What is asked — Collect each line of the entries that holds the string "уведомления".

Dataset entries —

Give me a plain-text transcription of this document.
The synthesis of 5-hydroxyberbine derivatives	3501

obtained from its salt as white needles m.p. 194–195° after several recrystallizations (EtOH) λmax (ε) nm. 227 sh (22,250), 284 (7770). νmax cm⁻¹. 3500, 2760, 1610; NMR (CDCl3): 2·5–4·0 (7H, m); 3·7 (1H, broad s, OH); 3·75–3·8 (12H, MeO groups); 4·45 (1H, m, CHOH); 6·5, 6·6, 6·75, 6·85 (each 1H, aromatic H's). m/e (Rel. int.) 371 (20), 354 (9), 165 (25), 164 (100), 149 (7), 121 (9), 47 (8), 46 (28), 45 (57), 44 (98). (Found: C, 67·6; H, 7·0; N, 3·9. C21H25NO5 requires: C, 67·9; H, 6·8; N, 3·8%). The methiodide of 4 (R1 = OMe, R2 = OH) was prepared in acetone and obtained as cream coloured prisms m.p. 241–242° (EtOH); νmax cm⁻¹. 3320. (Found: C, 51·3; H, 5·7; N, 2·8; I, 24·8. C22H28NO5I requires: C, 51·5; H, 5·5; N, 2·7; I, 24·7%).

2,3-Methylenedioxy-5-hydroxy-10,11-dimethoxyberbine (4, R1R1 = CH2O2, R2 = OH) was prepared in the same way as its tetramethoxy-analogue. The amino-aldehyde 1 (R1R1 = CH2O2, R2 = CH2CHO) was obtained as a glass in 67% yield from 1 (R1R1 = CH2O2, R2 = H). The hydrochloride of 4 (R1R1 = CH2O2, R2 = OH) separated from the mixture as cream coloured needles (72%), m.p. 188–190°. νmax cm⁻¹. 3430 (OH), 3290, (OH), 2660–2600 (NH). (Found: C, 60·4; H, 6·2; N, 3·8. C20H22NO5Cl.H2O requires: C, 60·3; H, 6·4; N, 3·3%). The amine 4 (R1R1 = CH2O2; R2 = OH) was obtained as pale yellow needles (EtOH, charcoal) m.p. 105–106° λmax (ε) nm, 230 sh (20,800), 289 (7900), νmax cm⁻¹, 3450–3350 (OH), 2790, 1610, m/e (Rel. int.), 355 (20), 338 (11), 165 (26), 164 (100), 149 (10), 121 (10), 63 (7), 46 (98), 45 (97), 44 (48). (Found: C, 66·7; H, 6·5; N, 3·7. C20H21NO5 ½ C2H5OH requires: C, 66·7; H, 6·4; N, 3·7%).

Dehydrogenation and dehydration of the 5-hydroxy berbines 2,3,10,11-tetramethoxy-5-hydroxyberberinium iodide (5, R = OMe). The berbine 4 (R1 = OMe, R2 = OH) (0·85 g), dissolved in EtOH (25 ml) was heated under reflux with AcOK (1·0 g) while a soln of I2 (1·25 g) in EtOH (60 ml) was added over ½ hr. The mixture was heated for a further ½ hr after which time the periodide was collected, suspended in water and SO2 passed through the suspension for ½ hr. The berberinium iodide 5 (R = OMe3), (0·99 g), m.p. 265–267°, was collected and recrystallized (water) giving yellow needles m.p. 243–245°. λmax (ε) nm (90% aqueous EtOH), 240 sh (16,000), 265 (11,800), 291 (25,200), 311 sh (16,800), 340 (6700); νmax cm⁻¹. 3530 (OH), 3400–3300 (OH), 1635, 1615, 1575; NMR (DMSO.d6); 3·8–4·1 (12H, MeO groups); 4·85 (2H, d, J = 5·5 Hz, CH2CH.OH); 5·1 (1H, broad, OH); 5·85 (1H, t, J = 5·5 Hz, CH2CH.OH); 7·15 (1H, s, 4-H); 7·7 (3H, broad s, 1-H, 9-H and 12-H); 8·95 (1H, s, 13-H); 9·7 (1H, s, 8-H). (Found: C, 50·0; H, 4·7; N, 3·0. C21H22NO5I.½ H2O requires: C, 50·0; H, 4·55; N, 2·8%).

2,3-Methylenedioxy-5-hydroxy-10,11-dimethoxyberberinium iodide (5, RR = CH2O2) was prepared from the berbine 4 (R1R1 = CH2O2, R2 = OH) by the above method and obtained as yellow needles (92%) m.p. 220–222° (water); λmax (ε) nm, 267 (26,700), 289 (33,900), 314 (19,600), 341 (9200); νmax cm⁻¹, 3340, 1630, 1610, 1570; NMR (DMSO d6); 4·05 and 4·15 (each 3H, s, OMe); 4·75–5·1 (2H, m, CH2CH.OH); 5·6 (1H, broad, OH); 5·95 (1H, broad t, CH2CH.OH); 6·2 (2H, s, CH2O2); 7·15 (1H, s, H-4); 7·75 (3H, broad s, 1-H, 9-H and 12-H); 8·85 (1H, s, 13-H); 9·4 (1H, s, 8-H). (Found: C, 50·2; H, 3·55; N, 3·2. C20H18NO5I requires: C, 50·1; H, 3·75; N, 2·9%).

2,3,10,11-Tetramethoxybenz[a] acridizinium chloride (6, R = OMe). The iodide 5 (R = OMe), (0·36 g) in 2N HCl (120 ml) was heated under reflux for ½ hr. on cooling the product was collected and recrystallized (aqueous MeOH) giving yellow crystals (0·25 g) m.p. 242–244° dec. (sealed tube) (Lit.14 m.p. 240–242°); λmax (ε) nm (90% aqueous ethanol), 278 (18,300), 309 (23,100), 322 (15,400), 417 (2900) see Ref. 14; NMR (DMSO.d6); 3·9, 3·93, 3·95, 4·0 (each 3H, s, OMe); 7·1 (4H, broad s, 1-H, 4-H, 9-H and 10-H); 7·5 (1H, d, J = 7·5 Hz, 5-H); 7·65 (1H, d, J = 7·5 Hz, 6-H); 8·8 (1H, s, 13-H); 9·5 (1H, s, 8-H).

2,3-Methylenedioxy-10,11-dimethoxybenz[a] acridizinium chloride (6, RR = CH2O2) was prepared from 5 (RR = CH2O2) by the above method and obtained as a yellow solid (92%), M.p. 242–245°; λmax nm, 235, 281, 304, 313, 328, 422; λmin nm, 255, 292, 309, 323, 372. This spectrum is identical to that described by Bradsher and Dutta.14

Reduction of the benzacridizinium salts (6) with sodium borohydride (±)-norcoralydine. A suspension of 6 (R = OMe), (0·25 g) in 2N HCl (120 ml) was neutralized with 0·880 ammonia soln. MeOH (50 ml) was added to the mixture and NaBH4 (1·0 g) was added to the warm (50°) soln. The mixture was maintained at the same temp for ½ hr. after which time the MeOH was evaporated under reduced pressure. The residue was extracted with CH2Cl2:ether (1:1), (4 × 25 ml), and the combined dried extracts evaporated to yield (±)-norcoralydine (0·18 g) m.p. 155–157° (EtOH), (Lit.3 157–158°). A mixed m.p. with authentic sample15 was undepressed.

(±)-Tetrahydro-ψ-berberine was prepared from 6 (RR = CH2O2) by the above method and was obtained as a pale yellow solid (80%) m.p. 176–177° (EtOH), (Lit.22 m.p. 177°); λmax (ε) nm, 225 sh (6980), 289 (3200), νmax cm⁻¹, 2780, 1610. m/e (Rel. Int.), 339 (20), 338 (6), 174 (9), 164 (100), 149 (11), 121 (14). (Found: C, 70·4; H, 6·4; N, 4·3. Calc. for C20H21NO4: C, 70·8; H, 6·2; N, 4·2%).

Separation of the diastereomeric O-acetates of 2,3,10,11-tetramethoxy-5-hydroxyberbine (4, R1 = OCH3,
* * *
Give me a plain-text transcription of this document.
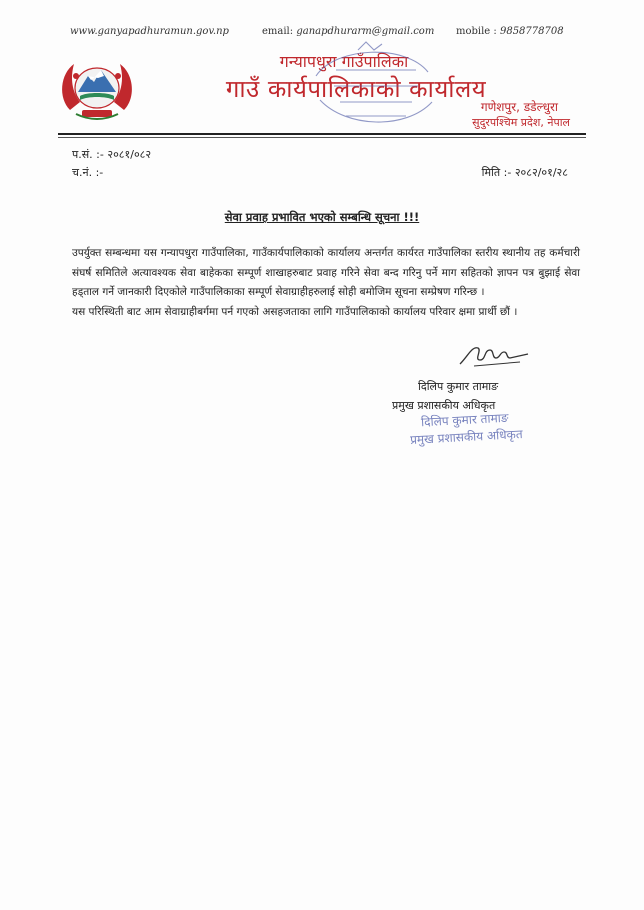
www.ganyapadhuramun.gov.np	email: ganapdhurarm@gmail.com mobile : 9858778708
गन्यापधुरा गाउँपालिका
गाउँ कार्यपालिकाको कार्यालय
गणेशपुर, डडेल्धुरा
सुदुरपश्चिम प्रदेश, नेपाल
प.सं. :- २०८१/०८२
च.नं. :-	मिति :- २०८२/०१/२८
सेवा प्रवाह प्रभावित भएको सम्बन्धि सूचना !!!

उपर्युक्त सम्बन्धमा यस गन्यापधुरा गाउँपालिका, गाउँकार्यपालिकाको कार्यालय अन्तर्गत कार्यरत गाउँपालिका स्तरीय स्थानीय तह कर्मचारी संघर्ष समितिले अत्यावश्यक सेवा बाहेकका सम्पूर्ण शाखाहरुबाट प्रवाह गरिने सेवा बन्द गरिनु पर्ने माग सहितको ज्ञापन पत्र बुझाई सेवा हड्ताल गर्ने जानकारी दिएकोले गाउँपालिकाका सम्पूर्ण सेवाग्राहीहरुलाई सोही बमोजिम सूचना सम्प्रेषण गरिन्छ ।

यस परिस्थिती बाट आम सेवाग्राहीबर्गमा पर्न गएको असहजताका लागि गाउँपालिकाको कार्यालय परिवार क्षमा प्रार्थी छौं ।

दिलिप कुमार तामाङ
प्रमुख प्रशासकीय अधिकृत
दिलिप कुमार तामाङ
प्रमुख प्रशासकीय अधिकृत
---
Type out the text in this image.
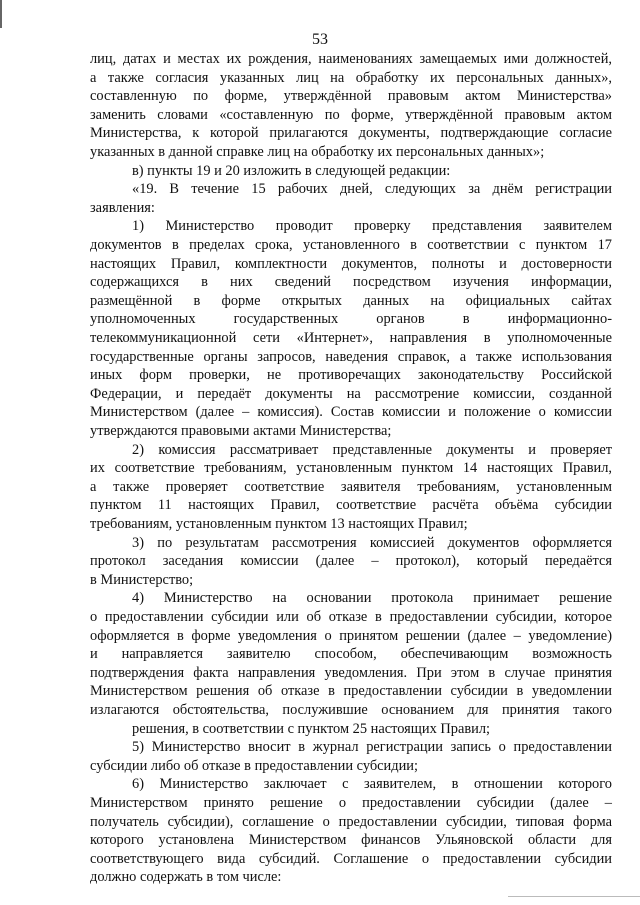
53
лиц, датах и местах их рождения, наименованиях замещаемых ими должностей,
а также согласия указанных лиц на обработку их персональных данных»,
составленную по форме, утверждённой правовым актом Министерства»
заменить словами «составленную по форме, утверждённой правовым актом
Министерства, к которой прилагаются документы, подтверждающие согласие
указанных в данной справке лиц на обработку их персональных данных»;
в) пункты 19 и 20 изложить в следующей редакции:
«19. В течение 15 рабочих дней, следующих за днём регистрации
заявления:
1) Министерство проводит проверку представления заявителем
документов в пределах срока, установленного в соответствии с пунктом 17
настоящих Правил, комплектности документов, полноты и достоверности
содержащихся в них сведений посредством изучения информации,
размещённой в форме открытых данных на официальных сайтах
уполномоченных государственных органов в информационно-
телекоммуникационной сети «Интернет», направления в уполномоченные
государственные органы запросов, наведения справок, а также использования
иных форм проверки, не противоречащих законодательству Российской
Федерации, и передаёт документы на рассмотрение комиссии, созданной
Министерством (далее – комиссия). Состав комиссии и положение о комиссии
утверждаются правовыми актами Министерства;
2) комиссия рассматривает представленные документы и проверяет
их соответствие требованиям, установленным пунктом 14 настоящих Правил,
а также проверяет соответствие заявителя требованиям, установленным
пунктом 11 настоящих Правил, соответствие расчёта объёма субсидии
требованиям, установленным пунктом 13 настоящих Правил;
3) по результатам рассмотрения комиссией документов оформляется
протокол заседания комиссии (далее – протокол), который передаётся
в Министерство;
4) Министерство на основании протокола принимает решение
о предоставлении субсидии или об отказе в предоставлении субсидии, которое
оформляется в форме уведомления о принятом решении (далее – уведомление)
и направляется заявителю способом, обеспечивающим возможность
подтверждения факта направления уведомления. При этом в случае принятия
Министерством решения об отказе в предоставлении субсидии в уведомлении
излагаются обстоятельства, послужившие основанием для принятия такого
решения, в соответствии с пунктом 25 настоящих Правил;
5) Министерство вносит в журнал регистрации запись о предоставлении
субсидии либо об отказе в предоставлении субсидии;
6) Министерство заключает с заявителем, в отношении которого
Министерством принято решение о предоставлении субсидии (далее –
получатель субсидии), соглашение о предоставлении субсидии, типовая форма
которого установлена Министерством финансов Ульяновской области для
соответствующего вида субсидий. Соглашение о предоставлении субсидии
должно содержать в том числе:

Expected output —
оформляется в форме уведомления о принятом решении (далее – уведомление)
подтверждения факта направления уведомления. При этом в случае принятия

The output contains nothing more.